(Data entries)
────────────────────
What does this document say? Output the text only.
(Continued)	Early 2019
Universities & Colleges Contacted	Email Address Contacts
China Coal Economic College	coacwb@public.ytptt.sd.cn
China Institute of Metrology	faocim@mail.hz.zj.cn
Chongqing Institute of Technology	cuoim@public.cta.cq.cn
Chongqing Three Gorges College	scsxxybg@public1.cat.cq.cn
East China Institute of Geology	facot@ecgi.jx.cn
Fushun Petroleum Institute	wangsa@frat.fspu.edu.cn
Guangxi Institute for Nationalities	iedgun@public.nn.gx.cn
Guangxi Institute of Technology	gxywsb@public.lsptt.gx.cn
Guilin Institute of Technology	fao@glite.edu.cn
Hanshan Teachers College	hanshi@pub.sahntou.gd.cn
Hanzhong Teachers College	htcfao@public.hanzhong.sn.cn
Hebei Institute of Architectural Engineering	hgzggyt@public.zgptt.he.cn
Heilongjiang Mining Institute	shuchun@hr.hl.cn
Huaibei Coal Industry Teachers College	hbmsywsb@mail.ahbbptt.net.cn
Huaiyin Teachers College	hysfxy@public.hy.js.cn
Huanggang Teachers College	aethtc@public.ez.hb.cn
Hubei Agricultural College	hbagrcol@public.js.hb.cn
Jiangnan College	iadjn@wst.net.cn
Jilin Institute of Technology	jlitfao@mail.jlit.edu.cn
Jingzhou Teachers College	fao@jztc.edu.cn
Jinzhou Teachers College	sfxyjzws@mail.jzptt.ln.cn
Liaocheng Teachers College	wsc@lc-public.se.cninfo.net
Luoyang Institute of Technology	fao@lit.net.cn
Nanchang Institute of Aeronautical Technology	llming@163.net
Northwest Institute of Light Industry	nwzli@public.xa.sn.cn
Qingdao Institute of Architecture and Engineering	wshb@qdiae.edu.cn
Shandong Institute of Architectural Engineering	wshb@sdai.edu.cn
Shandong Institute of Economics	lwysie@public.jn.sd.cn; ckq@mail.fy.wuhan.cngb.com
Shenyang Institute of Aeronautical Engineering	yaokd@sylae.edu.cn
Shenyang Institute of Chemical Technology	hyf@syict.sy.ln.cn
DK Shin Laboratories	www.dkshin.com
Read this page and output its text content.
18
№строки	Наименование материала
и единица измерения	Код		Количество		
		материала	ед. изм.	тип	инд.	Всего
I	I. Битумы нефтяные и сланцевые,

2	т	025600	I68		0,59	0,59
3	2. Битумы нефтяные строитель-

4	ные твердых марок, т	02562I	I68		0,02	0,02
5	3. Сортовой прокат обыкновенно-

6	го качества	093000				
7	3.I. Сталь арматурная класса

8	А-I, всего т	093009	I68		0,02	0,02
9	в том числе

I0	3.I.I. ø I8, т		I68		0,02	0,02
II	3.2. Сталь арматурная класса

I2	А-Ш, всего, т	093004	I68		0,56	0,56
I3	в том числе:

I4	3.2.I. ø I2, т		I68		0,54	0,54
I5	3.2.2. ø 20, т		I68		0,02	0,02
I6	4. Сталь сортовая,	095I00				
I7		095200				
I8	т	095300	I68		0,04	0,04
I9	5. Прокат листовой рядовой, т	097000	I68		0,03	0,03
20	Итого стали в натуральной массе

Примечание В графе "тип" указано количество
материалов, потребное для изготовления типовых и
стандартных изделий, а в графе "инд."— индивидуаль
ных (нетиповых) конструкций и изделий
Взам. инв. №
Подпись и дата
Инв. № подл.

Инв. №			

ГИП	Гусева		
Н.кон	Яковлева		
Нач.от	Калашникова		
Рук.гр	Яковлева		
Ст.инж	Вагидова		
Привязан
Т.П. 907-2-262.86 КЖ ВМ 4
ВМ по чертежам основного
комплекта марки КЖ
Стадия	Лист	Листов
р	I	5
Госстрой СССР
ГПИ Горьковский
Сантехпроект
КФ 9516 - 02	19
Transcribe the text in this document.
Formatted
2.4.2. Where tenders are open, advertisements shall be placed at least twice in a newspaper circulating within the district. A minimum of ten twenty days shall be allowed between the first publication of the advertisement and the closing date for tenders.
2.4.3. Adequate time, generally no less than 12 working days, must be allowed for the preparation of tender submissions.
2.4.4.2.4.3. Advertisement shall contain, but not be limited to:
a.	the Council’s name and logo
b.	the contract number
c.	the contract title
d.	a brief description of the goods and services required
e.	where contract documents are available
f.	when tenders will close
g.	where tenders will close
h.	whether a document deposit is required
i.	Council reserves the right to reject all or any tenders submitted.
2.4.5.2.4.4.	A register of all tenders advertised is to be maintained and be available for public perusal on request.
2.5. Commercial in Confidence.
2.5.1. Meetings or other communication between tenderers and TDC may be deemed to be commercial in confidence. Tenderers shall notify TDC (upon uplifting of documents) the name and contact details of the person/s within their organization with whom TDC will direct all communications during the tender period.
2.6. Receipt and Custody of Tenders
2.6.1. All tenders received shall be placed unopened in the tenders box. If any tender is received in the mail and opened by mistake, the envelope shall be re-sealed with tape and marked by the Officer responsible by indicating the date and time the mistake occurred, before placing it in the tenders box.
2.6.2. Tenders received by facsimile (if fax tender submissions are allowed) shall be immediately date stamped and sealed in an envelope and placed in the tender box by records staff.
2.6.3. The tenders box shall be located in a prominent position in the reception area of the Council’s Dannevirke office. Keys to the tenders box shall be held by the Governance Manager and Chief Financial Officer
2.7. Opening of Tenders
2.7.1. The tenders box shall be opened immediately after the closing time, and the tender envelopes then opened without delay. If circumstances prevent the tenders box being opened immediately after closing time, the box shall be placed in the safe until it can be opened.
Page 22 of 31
────────────────────
Output the listing above word for word.

## SOLUTION TO THE PROBLEM
What does this document say? Output the text only.
(Continued)	Early 2019
Universities & Colleges Contacted	Email Address Contacts
China Coal Economic College	coacwb@public.ytptt.sd.cn
China Institute of Metrology	faocim@mail.hz.zj.cn
Chongqing Institute of Technology	cuoim@public.cta.cq.cn
Chongqing Three Gorges College	scsxxybg@public1.cat.cq.cn
East China Institute of Geology	facot@ecgi.jx.cn
Fushun Petroleum Institute	wangsa@frat.fspu.edu.cn
Guangxi Institute for Nationalities	iedgun@public.nn.gx.cn
Guangxi Institute of Technology	gxywsb@public.lsptt.gx.cn
Guilin Institute of Technology	fao@glite.edu.cn
Hanshan Teachers College	hanshi@pub.sahntou.gd.cn
Hanzhong Teachers College	htcfao@public.hanzhong.sn.cn
Hebei Institute of Architectural Engineering	hgzggyt@public.zgptt.he.cn
Heilongjiang Mining Institute	shuchun@hr.hl.cn
Huaibei Coal Industry Teachers College	hbmsywsb@mail.ahbbptt.net.cn
Huaiyin Teachers College	hysfxy@public.hy.js.cn
Huanggang Teachers College	aethtc@public.ez.hb.cn
Hubei Agricultural College	hbagrcol@public.js.hb.cn
Jiangnan College	iadjn@wst.net.cn
Jilin Institute of Technology	jlitfao@mail.jlit.edu.cn
Jingzhou Teachers College	fao@jztc.edu.cn
Jinzhou Teachers College	sfxyjzws@mail.jzptt.ln.cn
Liaocheng Teachers College	wsc@lc-public.se.cninfo.net
Luoyang Institute of Technology	fao@lit.net.cn
Nanchang Institute of Aeronautical Technology	llming@163.net
Northwest Institute of Light Industry	nwzli@public.xa.sn.cn
Qingdao Institute of Architecture and Engineering	wshb@qdiae.edu.cn
Shandong Institute of Architectural Engineering	wshb@sdai.edu.cn
Shandong Institute of Economics	lwysie@public.jn.sd.cn; ckq@mail.fy.wuhan.cngb.com
Shenyang Institute of Aeronautical Engineering	yaokd@sylae.edu.cn
Shenyang Institute of Chemical Technology	hyf@syict.sy.ln.cn
DK Shin Laboratories	www.dkshin.com
Read this page and output its text content.
18
№строки	Наименование материала
и единица измерения	Код		Количество		
		материала	ед. изм.	тип	инд.	Всего
I	I. Битумы нефтяные и сланцевые,

2	т	025600	I68		0,59	0,59
3	2. Битумы нефтяные строитель-

4	ные твердых марок, т	02562I	I68		0,02	0,02
5	3. Сортовой прокат обыкновенно-

6	го качества	093000				
7	3.I. Сталь арматурная класса

8	А-I, всего т	093009	I68		0,02	0,02
9	в том числе

I0	3.I.I. ø I8, т		I68		0,02	0,02
II	3.2. Сталь арматурная класса

I2	А-Ш, всего, т	093004	I68		0,56	0,56
I3	в том числе:

I4	3.2.I. ø I2, т		I68		0,54	0,54
I5	3.2.2. ø 20, т		I68		0,02	0,02
I6	4. Сталь сортовая,	095I00				
I7		095200				
I8	т	095300	I68		0,04	0,04
I9	5. Прокат листовой рядовой, т	097000	I68		0,03	0,03
20	Итого стали в натуральной массе

Примечание В графе "тип" указано количество
материалов, потребное для изготовления типовых и
стандартных изделий, а в графе "инд."— индивидуаль
ных (нетиповых) конструкций и изделий
Взам. инв. №
Подпись и дата
Инв. № подл.

Инв. №			

ГИП	Гусева		
Н.кон	Яковлева		
Нач.от	Калашникова		
Рук.гр	Яковлева		
Ст.инж	Вагидова		
Привязан
Т.П. 907-2-262.86 КЖ ВМ 4
ВМ по чертежам основного
комплекта марки КЖ
Стадия	Лист	Листов
р	I	5
Госстрой СССР
ГПИ Горьковский
Сантехпроект
КФ 9516 - 02	19
Transcribe the text in this document.
Formatted
2.4.2. Where tenders are open, advertisements shall be placed at least twice in a newspaper circulating within the district. A minimum of ten twenty days shall be allowed between the first publication of the advertisement and the closing date for tenders.
2.4.3. Adequate time, generally no less than 12 working days, must be allowed for the preparation of tender submissions.
2.4.4.2.4.3. Advertisement shall contain, but not be limited to:
a.	the Council’s name and logo
b.	the contract number
c.	the contract title
d.	a brief description of the goods and services required
e.	where contract documents are available
f.	when tenders will close
g.	where tenders will close
h.	whether a document deposit is required
i.	Council reserves the right to reject all or any tenders submitted.
2.4.5.2.4.4.	A register of all tenders advertised is to be maintained and be available for public perusal on request.
2.5. Commercial in Confidence.
2.5.1. Meetings or other communication between tenderers and TDC may be deemed to be commercial in confidence. Tenderers shall notify TDC (upon uplifting of documents) the name and contact details of the person/s within their organization with whom TDC will direct all communications during the tender period.
2.6. Receipt and Custody of Tenders
2.6.1. All tenders received shall be placed unopened in the tenders box. If any tender is received in the mail and opened by mistake, the envelope shall be re-sealed with tape and marked by the Officer responsible by indicating the date and time the mistake occurred, before placing it in the tenders box.
2.6.2. Tenders received by facsimile (if fax tender submissions are allowed) shall be immediately date stamped and sealed in an envelope and placed in the tender box by records staff.
2.6.3. The tenders box shall be located in a prominent position in the reception area of the Council’s Dannevirke office. Keys to the tenders box shall be held by the Governance Manager and Chief Financial Officer
2.7. Opening of Tenders
2.7.1. The tenders box shall be opened immediately after the closing time, and the tender envelopes then opened without delay. If circumstances prevent the tenders box being opened immediately after closing time, the box shall be placed in the safe until it can be opened.
Page 22 of 31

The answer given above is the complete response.